WORK REQUIRED:
Exactly reproduce all the records, keeping pictures out of the copy.

>>>>>

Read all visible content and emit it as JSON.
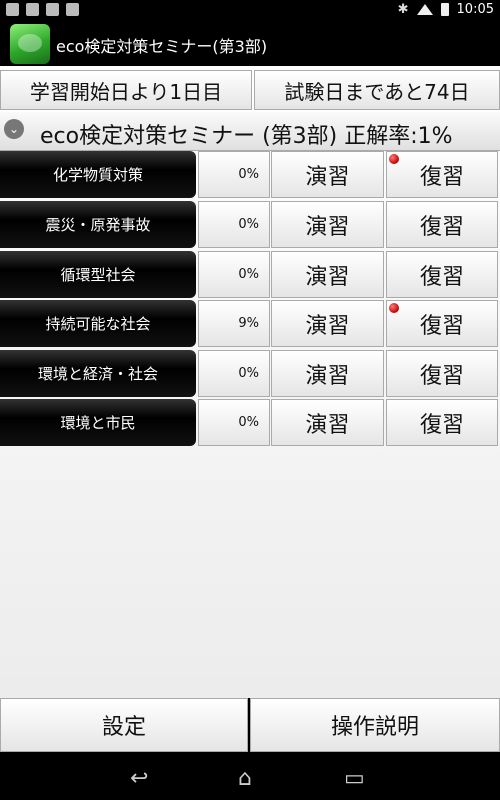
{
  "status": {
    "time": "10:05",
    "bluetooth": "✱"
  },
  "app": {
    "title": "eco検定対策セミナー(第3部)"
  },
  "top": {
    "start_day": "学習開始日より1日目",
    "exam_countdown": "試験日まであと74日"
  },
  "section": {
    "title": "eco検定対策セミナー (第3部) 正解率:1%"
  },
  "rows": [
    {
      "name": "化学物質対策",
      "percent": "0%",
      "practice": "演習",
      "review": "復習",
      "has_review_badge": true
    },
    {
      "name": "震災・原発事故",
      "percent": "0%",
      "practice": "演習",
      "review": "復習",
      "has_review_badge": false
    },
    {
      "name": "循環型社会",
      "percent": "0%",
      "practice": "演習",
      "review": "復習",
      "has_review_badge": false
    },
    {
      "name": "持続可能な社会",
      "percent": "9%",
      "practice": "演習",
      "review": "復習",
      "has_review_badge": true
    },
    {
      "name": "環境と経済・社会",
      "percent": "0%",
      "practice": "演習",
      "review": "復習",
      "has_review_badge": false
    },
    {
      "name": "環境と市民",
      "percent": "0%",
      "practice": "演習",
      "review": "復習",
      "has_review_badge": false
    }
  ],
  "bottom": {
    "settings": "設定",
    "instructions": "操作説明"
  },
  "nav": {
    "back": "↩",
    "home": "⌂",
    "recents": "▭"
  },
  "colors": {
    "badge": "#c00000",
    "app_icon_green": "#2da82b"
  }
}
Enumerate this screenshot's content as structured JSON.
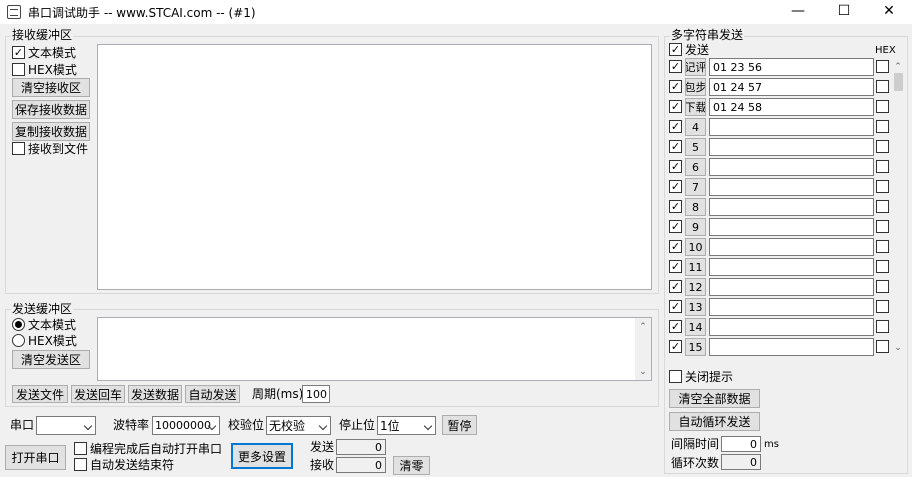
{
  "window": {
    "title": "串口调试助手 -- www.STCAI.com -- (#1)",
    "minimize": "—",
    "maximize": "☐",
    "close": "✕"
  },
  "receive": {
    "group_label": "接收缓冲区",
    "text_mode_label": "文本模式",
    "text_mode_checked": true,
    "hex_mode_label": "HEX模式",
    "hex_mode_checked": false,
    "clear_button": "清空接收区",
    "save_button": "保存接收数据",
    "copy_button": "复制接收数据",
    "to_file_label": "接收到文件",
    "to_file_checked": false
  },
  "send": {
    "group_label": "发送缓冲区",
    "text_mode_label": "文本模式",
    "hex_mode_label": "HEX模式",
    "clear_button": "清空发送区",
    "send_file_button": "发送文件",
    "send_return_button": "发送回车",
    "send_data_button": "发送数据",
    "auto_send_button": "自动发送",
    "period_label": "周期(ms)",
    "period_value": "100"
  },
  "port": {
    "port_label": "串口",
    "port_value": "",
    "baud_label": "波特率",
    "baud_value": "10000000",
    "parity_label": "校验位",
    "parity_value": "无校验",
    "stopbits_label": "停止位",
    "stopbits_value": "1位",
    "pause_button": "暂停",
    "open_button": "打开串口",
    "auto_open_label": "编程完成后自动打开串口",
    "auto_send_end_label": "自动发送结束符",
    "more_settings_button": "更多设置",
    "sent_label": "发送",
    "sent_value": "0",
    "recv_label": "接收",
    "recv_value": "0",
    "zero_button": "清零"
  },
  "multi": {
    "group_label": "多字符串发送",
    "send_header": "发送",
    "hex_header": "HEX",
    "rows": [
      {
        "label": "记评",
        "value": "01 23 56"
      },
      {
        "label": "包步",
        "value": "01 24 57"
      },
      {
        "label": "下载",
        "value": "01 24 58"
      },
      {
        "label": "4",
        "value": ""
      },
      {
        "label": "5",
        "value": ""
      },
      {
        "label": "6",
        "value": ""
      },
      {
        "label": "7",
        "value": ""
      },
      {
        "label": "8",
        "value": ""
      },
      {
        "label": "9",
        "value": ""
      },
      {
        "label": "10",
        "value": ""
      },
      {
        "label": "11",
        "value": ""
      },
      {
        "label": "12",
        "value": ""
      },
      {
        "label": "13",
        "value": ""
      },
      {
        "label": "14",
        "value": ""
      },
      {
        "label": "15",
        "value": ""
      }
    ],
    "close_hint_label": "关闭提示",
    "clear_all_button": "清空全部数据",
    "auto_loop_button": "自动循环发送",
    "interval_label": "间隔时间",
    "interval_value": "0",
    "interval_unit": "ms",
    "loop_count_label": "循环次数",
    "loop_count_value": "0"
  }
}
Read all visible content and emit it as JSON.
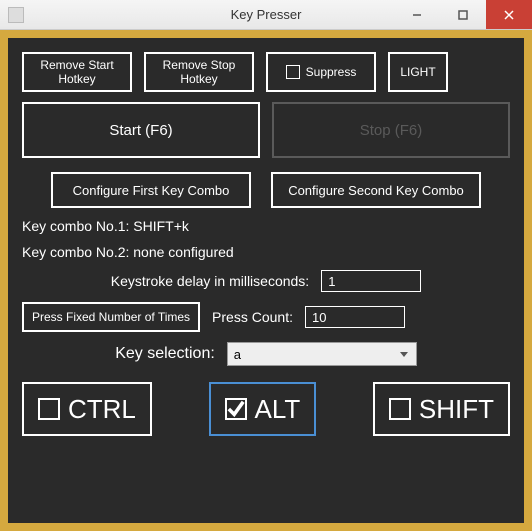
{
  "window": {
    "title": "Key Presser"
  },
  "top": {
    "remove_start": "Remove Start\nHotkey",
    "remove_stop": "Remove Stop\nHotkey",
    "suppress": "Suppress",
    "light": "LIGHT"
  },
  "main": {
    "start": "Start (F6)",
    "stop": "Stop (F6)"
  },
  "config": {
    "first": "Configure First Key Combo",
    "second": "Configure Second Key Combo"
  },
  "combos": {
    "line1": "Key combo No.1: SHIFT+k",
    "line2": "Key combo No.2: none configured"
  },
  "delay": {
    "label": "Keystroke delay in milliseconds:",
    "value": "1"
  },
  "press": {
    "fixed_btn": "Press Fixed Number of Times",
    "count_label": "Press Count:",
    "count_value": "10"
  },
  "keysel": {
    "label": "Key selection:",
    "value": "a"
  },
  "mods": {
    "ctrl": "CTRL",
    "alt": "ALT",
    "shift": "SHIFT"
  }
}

<<<<<

WRITTEN SOLUTION:
Read all visible content and emit it as JSON.
{
  "status": {
    "time": "10:05",
    "bluetooth": "✱"
  },
  "app": {
    "title": "eco検定対策セミナー(第3部)"
  },
  "top": {
    "start_day": "学習開始日より1日目",
    "exam_countdown": "試験日まであと74日"
  },
  "section": {
    "title": "eco検定対策セミナー (第3部) 正解率:1%"
  },
  "rows": [
    {
      "name": "化学物質対策",
      "percent": "0%",
      "practice": "演習",
      "review": "復習",
      "has_review_badge": true
    },
    {
      "name": "震災・原発事故",
      "percent": "0%",
      "practice": "演習",
      "review": "復習",
      "has_review_badge": false
    },
    {
      "name": "循環型社会",
      "percent": "0%",
      "practice": "演習",
      "review": "復習",
      "has_review_badge": false
    },
    {
      "name": "持続可能な社会",
      "percent": "9%",
      "practice": "演習",
      "review": "復習",
      "has_review_badge": true
    },
    {
      "name": "環境と経済・社会",
      "percent": "0%",
      "practice": "演習",
      "review": "復習",
      "has_review_badge": false
    },
    {
      "name": "環境と市民",
      "percent": "0%",
      "practice": "演習",
      "review": "復習",
      "has_review_badge": false
    }
  ],
  "bottom": {
    "settings": "設定",
    "instructions": "操作説明"
  },
  "nav": {
    "back": "↩",
    "home": "⌂",
    "recents": "▭"
  },
  "colors": {
    "badge": "#c00000",
    "app_icon_green": "#2da82b"
  }
}
Enumerate this screenshot's content as structured JSON.
{
  "window": {
    "title": "串口调试助手 -- www.STCAI.com -- (#1)",
    "minimize": "—",
    "maximize": "☐",
    "close": "✕"
  },
  "receive": {
    "group_label": "接收缓冲区",
    "text_mode_label": "文本模式",
    "text_mode_checked": true,
    "hex_mode_label": "HEX模式",
    "hex_mode_checked": false,
    "clear_button": "清空接收区",
    "save_button": "保存接收数据",
    "copy_button": "复制接收数据",
    "to_file_label": "接收到文件",
    "to_file_checked": false
  },
  "send": {
    "group_label": "发送缓冲区",
    "text_mode_label": "文本模式",
    "hex_mode_label": "HEX模式",
    "clear_button": "清空发送区",
    "send_file_button": "发送文件",
    "send_return_button": "发送回车",
    "send_data_button": "发送数据",
    "auto_send_button": "自动发送",
    "period_label": "周期(ms)",
    "period_value": "100"
  },
  "port": {
    "port_label": "串口",
    "port_value": "",
    "baud_label": "波特率",
    "baud_value": "10000000",
    "parity_label": "校验位",
    "parity_value": "无校验",
    "stopbits_label": "停止位",
    "stopbits_value": "1位",
    "pause_button": "暂停",
    "open_button": "打开串口",
    "auto_open_label": "编程完成后自动打开串口",
    "auto_send_end_label": "自动发送结束符",
    "more_settings_button": "更多设置",
    "sent_label": "发送",
    "sent_value": "0",
    "recv_label": "接收",
    "recv_value": "0",
    "zero_button": "清零"
  },
  "multi": {
    "group_label": "多字符串发送",
    "send_header": "发送",
    "hex_header": "HEX",
    "rows": [
      {
        "label": "记评",
        "value": "01 23 56"
      },
      {
        "label": "包步",
        "value": "01 24 57"
      },
      {
        "label": "下载",
        "value": "01 24 58"
      },
      {
        "label": "4",
        "value": ""
      },
      {
        "label": "5",
        "value": ""
      },
      {
        "label": "6",
        "value": ""
      },
      {
        "label": "7",
        "value": ""
      },
      {
        "label": "8",
        "value": ""
      },
      {
        "label": "9",
        "value": ""
      },
      {
        "label": "10",
        "value": ""
      },
      {
        "label": "11",
        "value": ""
      },
      {
        "label": "12",
        "value": ""
      },
      {
        "label": "13",
        "value": ""
      },
      {
        "label": "14",
        "value": ""
      },
      {
        "label": "15",
        "value": ""
      }
    ],
    "close_hint_label": "关闭提示",
    "clear_all_button": "清空全部数据",
    "auto_loop_button": "自动循环发送",
    "interval_label": "间隔时间",
    "interval_value": "0",
    "interval_unit": "ms",
    "loop_count_label": "循环次数",
    "loop_count_value": "0"
  }
}
Read all visible content and emit it as JSON.
{
  "window": {
    "title": "Key Presser"
  },
  "top": {
    "remove_start": "Remove Start\nHotkey",
    "remove_stop": "Remove Stop\nHotkey",
    "suppress": "Suppress",
    "light": "LIGHT"
  },
  "main": {
    "start": "Start (F6)",
    "stop": "Stop (F6)"
  },
  "config": {
    "first": "Configure First Key Combo",
    "second": "Configure Second Key Combo"
  },
  "combos": {
    "line1": "Key combo No.1: SHIFT+k",
    "line2": "Key combo No.2: none configured"
  },
  "delay": {
    "label": "Keystroke delay in milliseconds:",
    "value": "1"
  },
  "press": {
    "fixed_btn": "Press Fixed Number of Times",
    "count_label": "Press Count:",
    "count_value": "10"
  },
  "keysel": {
    "label": "Key selection:",
    "value": "a"
  },
  "mods": {
    "ctrl": "CTRL",
    "alt": "ALT",
    "shift": "SHIFT"
  }
}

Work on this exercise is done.